DESCRIPTION OF THE TASK: Reproduce the listing below verbatim, keeping every line unchanged and in the same order.

RECORDS PROVIDED:
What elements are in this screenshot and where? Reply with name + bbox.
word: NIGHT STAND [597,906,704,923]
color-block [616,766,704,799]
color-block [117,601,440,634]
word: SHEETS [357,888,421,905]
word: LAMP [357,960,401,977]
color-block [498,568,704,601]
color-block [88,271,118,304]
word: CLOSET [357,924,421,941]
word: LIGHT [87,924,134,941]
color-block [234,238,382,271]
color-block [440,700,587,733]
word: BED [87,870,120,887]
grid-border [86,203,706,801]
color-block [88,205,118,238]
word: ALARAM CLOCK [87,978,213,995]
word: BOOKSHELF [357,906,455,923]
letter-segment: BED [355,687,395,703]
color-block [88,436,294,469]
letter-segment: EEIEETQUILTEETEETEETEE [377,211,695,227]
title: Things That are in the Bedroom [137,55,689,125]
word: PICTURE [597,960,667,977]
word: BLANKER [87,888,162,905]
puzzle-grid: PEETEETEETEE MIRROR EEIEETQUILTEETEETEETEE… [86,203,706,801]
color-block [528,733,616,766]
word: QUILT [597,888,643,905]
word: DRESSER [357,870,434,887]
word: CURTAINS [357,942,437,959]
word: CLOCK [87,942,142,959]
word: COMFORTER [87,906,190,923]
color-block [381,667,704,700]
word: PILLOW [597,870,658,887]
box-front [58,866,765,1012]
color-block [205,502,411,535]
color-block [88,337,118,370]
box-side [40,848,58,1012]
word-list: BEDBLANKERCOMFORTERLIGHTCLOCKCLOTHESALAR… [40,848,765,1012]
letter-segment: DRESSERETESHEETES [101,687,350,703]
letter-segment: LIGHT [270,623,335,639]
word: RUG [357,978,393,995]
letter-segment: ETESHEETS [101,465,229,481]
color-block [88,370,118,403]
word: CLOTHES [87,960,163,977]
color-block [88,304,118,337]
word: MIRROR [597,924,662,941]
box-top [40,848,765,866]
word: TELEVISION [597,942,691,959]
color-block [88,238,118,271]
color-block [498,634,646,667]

ANSWER TO THE EXERCISE:
What elements are in this screenshot and where? Reply with name + bbox.
word: NIGHT STAND [597,906,704,923]
color-block [616,766,704,799]
color-block [117,601,440,634]
word: SHEETS [357,888,421,905]
word: LAMP [357,960,401,977]
color-block [498,568,704,601]
color-block [88,271,118,304]
word: CLOSET [357,924,421,941]
word: LIGHT [87,924,134,941]
color-block [234,238,382,271]
color-block [440,700,587,733]
word: BED [87,870,120,887]
grid-border [86,203,706,801]
color-block [88,205,118,238]
word: ALARAM CLOCK [87,978,213,995]
word: BOOKSHELF [357,906,455,923]
letter-segment: BED [355,687,395,703]
color-block [88,436,294,469]
letter-segment: EEIEETQUILTEETEETEETEE [377,211,695,227]
title: Things That are in the Bedroom [137,55,689,125]
word: PICTURE [597,960,667,977]
word: BLANKER [87,888,162,905]
puzzle-grid: PEETEETEETEE MIRROR EEIEETQUILTEETEETEETEE… [86,203,706,801]
color-block [528,733,616,766]
word: QUILT [597,888,643,905]
word: DRESSER [357,870,434,887]
word: CURTAINS [357,942,437,959]
word: CLOCK [87,942,142,959]
word: COMFORTER [87,906,190,923]
color-block [381,667,704,700]
word: PILLOW [597,870,658,887]
box-front [58,866,765,1012]
color-block [205,502,411,535]
color-block [88,337,118,370]
box-side [40,848,58,1012]
word-list: BEDBLANKERCOMFORTERLIGHTCLOCKCLOTHESALAR… [40,848,765,1012]
letter-segment: DRESSERETESHEETES [101,687,350,703]
letter-segment: LIGHT [270,623,335,639]
word: RUG [357,978,393,995]
letter-segment: ETESHEETS [101,465,229,481]
color-block [88,370,118,403]
word: CLOTHES [87,960,163,977]
color-block [88,304,118,337]
word: MIRROR [597,924,662,941]
box-top [40,848,765,866]
word: TELEVISION [597,942,691,959]
color-block [88,238,118,271]
color-block [498,634,646,667]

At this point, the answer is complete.